#### YOUR OBJECTIVE:
Look through the listing and locate every line containing the word "Hipodamo"; copy those lines.

※ ※ ※

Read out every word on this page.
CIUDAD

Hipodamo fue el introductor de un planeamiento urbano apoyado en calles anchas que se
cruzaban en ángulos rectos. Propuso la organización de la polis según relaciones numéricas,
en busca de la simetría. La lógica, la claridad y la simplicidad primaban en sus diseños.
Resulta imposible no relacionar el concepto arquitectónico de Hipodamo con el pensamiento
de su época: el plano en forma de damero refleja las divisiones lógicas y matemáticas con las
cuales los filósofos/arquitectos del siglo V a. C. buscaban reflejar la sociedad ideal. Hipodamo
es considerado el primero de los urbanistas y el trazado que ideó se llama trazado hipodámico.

※ ※ ※

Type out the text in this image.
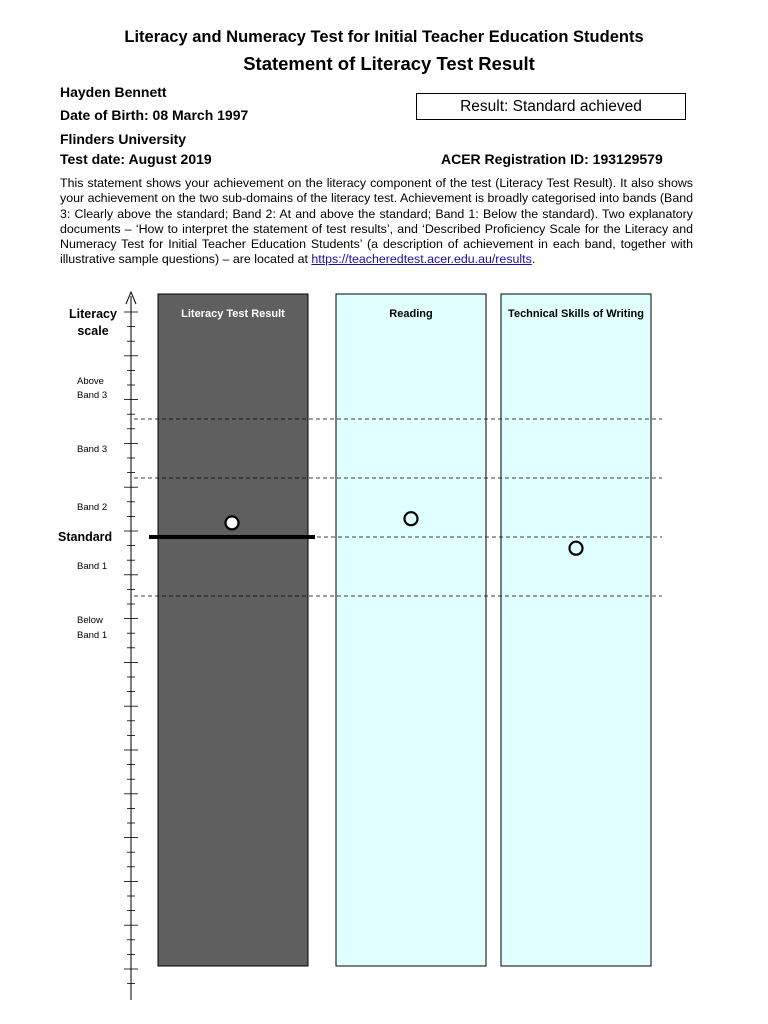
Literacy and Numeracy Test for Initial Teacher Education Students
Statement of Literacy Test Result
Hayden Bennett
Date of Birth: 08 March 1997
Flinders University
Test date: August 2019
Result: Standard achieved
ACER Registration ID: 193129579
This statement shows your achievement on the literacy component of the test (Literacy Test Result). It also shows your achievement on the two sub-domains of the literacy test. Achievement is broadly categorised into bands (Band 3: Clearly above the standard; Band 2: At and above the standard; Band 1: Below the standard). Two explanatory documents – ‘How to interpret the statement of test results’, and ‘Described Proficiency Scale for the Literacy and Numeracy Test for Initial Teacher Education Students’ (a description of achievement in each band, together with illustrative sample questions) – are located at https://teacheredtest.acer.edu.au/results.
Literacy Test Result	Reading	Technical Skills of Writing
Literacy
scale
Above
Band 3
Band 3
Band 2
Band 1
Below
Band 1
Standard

※ ※ ※

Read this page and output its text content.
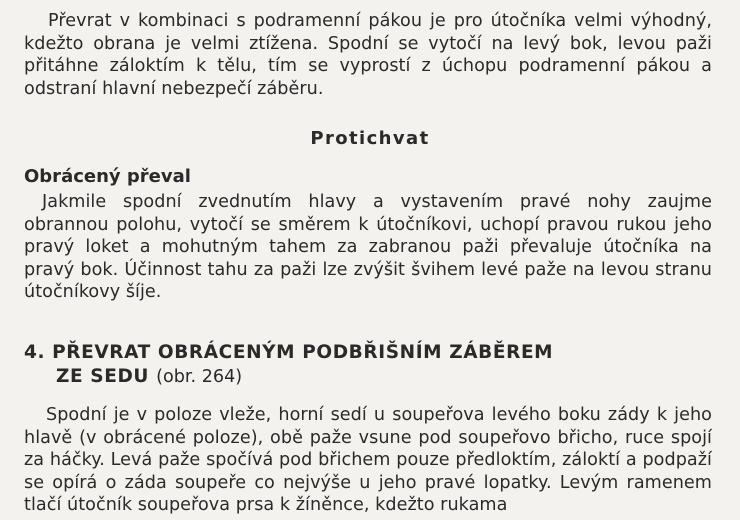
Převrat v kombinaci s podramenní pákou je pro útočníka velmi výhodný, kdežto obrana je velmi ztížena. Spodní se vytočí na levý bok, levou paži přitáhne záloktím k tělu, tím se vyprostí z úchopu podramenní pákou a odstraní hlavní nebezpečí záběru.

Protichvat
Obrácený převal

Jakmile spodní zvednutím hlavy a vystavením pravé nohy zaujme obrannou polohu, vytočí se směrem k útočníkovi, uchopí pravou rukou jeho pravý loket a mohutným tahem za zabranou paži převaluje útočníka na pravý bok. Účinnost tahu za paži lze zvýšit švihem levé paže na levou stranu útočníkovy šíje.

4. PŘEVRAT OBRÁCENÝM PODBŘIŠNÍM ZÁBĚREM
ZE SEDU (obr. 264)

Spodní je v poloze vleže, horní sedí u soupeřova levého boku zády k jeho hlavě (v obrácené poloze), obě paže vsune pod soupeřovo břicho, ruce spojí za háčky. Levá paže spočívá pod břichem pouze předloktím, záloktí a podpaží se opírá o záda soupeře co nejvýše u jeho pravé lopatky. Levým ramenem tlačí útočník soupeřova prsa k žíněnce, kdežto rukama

※ ※ ※

#### ANSWER IN FULL:
Hipodamo fue el introductor de un planeamiento urbano apoyado en calles anchas que se
Resulta imposible no relacionar el concepto arquitectónico de Hipodamo con el pensamiento
cuales los filósofos/arquitectos del siglo V a. C. buscaban reflejar la sociedad ideal. Hipodamo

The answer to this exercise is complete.